The exercise
All records should be reproduced verbatim.

Input records
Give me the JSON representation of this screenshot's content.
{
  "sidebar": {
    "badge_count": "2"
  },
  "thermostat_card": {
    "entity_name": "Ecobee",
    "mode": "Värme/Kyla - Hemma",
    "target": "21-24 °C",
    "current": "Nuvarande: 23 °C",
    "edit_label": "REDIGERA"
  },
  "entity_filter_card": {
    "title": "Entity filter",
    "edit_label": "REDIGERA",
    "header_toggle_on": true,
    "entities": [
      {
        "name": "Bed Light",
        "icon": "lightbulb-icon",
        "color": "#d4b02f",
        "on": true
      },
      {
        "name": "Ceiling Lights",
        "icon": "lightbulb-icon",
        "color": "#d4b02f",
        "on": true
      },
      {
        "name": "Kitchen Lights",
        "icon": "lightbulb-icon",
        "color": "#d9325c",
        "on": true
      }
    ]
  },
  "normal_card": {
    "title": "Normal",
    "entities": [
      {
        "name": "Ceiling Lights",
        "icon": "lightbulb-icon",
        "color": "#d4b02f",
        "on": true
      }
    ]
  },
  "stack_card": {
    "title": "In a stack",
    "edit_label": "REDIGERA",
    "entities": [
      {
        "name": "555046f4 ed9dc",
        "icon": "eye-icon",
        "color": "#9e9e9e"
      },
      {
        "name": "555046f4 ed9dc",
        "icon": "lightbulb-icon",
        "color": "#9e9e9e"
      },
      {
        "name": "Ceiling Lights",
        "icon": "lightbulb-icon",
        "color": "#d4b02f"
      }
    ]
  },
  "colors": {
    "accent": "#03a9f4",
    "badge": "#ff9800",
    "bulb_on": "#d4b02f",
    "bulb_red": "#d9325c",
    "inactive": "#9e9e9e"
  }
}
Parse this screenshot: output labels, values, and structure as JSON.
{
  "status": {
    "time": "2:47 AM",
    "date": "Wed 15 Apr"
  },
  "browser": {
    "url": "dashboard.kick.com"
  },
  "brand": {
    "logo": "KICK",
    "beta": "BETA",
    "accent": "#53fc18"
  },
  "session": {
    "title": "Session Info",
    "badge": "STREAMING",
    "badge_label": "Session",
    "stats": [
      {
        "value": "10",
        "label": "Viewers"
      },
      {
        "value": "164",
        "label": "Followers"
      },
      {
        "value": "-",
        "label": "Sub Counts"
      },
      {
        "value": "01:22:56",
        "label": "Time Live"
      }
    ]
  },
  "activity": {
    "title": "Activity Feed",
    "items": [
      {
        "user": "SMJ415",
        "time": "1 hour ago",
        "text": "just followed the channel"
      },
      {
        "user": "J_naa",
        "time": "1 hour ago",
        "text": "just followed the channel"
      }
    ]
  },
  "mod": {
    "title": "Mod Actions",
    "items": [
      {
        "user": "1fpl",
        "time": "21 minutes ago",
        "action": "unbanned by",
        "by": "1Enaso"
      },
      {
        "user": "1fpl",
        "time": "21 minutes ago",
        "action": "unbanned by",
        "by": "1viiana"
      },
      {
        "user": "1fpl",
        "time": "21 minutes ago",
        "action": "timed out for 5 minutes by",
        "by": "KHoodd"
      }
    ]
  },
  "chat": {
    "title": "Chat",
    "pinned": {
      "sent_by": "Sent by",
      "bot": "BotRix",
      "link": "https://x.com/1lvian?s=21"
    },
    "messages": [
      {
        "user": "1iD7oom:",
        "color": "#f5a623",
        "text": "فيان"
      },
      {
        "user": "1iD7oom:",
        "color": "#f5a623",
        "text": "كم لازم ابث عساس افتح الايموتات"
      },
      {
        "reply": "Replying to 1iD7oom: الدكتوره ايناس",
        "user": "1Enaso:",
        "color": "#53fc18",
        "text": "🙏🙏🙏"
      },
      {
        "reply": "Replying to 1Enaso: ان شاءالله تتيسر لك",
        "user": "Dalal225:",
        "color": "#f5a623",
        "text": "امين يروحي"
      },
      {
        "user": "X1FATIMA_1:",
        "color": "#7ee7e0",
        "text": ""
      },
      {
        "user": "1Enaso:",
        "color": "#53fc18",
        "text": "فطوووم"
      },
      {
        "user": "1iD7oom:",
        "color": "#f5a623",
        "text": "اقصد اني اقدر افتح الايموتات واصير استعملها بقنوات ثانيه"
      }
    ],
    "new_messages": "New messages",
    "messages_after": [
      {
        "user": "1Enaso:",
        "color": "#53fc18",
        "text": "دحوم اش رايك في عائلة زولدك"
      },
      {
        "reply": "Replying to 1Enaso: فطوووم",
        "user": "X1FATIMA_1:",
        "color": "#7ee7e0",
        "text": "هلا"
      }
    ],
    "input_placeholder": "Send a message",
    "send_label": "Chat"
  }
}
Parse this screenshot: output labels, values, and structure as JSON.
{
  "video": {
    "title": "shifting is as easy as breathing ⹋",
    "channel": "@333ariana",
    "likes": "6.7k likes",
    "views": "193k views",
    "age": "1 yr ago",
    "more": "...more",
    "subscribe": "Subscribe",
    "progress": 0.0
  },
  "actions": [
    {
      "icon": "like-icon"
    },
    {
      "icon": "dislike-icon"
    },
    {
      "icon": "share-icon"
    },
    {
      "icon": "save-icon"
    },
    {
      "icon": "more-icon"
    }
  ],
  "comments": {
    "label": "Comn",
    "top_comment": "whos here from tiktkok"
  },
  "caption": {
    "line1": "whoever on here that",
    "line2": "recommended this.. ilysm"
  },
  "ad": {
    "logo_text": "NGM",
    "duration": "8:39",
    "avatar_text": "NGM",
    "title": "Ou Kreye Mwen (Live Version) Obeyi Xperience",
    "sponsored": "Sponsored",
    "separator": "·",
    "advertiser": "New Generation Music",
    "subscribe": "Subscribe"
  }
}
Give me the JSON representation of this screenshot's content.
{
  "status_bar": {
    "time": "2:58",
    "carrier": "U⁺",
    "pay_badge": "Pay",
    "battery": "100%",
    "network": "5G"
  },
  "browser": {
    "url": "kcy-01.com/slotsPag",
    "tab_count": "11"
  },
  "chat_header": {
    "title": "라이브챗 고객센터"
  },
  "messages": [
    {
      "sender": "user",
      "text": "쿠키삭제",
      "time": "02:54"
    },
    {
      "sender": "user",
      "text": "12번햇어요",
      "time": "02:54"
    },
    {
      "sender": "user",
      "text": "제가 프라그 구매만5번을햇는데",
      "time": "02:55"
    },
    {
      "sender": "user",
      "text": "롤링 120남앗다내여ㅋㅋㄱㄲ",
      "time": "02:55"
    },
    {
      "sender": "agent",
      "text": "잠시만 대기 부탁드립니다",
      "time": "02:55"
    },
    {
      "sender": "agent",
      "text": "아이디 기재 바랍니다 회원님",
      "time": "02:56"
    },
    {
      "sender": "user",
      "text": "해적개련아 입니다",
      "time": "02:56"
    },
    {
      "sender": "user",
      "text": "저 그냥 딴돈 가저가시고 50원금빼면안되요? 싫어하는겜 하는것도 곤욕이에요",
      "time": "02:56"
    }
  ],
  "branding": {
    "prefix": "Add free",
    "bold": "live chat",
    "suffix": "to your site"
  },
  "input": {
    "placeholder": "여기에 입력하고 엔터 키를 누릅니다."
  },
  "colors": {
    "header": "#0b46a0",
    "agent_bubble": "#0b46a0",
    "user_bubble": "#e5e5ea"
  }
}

Written response
Give me the JSON representation of this screenshot's content.
{
  "sidebar": {
    "badge_count": "2"
  },
  "thermostat_card": {
    "entity_name": "Ecobee",
    "mode": "Värme/Kyla - Hemma",
    "target": "21-24 °C",
    "current": "Nuvarande: 23 °C",
    "edit_label": "REDIGERA"
  },
  "entity_filter_card": {
    "title": "Entity filter",
    "edit_label": "REDIGERA",
    "header_toggle_on": true,
    "entities": [
      {
        "name": "Bed Light",
        "icon": "lightbulb-icon",
        "color": "#d4b02f",
        "on": true
      },
      {
        "name": "Ceiling Lights",
        "icon": "lightbulb-icon",
        "color": "#d4b02f",
        "on": true
      },
      {
        "name": "Kitchen Lights",
        "icon": "lightbulb-icon",
        "color": "#d9325c",
        "on": true
      }
    ]
  },
  "normal_card": {
    "title": "Normal",
    "entities": [
      {
        "name": "Ceiling Lights",
        "icon": "lightbulb-icon",
        "color": "#d4b02f",
        "on": true
      }
    ]
  },
  "stack_card": {
    "title": "In a stack",
    "edit_label": "REDIGERA",
    "entities": [
      {
        "name": "555046f4 ed9dc",
        "icon": "eye-icon",
        "color": "#9e9e9e"
      },
      {
        "name": "555046f4 ed9dc",
        "icon": "lightbulb-icon",
        "color": "#9e9e9e"
      },
      {
        "name": "Ceiling Lights",
        "icon": "lightbulb-icon",
        "color": "#d4b02f"
      }
    ]
  },
  "colors": {
    "accent": "#03a9f4",
    "badge": "#ff9800",
    "bulb_on": "#d4b02f",
    "bulb_red": "#d9325c",
    "inactive": "#9e9e9e"
  }
}
Parse this screenshot: output labels, values, and structure as JSON.
{
  "status": {
    "time": "2:47 AM",
    "date": "Wed 15 Apr"
  },
  "browser": {
    "url": "dashboard.kick.com"
  },
  "brand": {
    "logo": "KICK",
    "beta": "BETA",
    "accent": "#53fc18"
  },
  "session": {
    "title": "Session Info",
    "badge": "STREAMING",
    "badge_label": "Session",
    "stats": [
      {
        "value": "10",
        "label": "Viewers"
      },
      {
        "value": "164",
        "label": "Followers"
      },
      {
        "value": "-",
        "label": "Sub Counts"
      },
      {
        "value": "01:22:56",
        "label": "Time Live"
      }
    ]
  },
  "activity": {
    "title": "Activity Feed",
    "items": [
      {
        "user": "SMJ415",
        "time": "1 hour ago",
        "text": "just followed the channel"
      },
      {
        "user": "J_naa",
        "time": "1 hour ago",
        "text": "just followed the channel"
      }
    ]
  },
  "mod": {
    "title": "Mod Actions",
    "items": [
      {
        "user": "1fpl",
        "time": "21 minutes ago",
        "action": "unbanned by",
        "by": "1Enaso"
      },
      {
        "user": "1fpl",
        "time": "21 minutes ago",
        "action": "unbanned by",
        "by": "1viiana"
      },
      {
        "user": "1fpl",
        "time": "21 minutes ago",
        "action": "timed out for 5 minutes by",
        "by": "KHoodd"
      }
    ]
  },
  "chat": {
    "title": "Chat",
    "pinned": {
      "sent_by": "Sent by",
      "bot": "BotRix",
      "link": "https://x.com/1lvian?s=21"
    },
    "messages": [
      {
        "user": "1iD7oom:",
        "color": "#f5a623",
        "text": "فيان"
      },
      {
        "user": "1iD7oom:",
        "color": "#f5a623",
        "text": "كم لازم ابث عساس افتح الايموتات"
      },
      {
        "reply": "Replying to 1iD7oom: الدكتوره ايناس",
        "user": "1Enaso:",
        "color": "#53fc18",
        "text": "🙏🙏🙏"
      },
      {
        "reply": "Replying to 1Enaso: ان شاءالله تتيسر لك",
        "user": "Dalal225:",
        "color": "#f5a623",
        "text": "امين يروحي"
      },
      {
        "user": "X1FATIMA_1:",
        "color": "#7ee7e0",
        "text": ""
      },
      {
        "user": "1Enaso:",
        "color": "#53fc18",
        "text": "فطوووم"
      },
      {
        "user": "1iD7oom:",
        "color": "#f5a623",
        "text": "اقصد اني اقدر افتح الايموتات واصير استعملها بقنوات ثانيه"
      }
    ],
    "new_messages": "New messages",
    "messages_after": [
      {
        "user": "1Enaso:",
        "color": "#53fc18",
        "text": "دحوم اش رايك في عائلة زولدك"
      },
      {
        "reply": "Replying to 1Enaso: فطوووم",
        "user": "X1FATIMA_1:",
        "color": "#7ee7e0",
        "text": "هلا"
      }
    ],
    "input_placeholder": "Send a message",
    "send_label": "Chat"
  }
}
Parse this screenshot: output labels, values, and structure as JSON.
{
  "video": {
    "title": "shifting is as easy as breathing ⹋",
    "channel": "@333ariana",
    "likes": "6.7k likes",
    "views": "193k views",
    "age": "1 yr ago",
    "more": "...more",
    "subscribe": "Subscribe",
    "progress": 0.0
  },
  "actions": [
    {
      "icon": "like-icon"
    },
    {
      "icon": "dislike-icon"
    },
    {
      "icon": "share-icon"
    },
    {
      "icon": "save-icon"
    },
    {
      "icon": "more-icon"
    }
  ],
  "comments": {
    "label": "Comn",
    "top_comment": "whos here from tiktkok"
  },
  "caption": {
    "line1": "whoever on here that",
    "line2": "recommended this.. ilysm"
  },
  "ad": {
    "logo_text": "NGM",
    "duration": "8:39",
    "avatar_text": "NGM",
    "title": "Ou Kreye Mwen (Live Version) Obeyi Xperience",
    "sponsored": "Sponsored",
    "separator": "·",
    "advertiser": "New Generation Music",
    "subscribe": "Subscribe"
  }
}
Give me the JSON representation of this screenshot's content.
{
  "status_bar": {
    "time": "2:58",
    "carrier": "U⁺",
    "pay_badge": "Pay",
    "battery": "100%",
    "network": "5G"
  },
  "browser": {
    "url": "kcy-01.com/slotsPag",
    "tab_count": "11"
  },
  "chat_header": {
    "title": "라이브챗 고객센터"
  },
  "messages": [
    {
      "sender": "user",
      "text": "쿠키삭제",
      "time": "02:54"
    },
    {
      "sender": "user",
      "text": "12번햇어요",
      "time": "02:54"
    },
    {
      "sender": "user",
      "text": "제가 프라그 구매만5번을햇는데",
      "time": "02:55"
    },
    {
      "sender": "user",
      "text": "롤링 120남앗다내여ㅋㅋㄱㄲ",
      "time": "02:55"
    },
    {
      "sender": "agent",
      "text": "잠시만 대기 부탁드립니다",
      "time": "02:55"
    },
    {
      "sender": "agent",
      "text": "아이디 기재 바랍니다 회원님",
      "time": "02:56"
    },
    {
      "sender": "user",
      "text": "해적개련아 입니다",
      "time": "02:56"
    },
    {
      "sender": "user",
      "text": "저 그냥 딴돈 가저가시고 50원금빼면안되요? 싫어하는겜 하는것도 곤욕이에요",
      "time": "02:56"
    }
  ],
  "branding": {
    "prefix": "Add free",
    "bold": "live chat",
    "suffix": "to your site"
  },
  "input": {
    "placeholder": "여기에 입력하고 엔터 키를 누릅니다."
  },
  "colors": {
    "header": "#0b46a0",
    "agent_bubble": "#0b46a0",
    "user_bubble": "#e5e5ea"
  }
}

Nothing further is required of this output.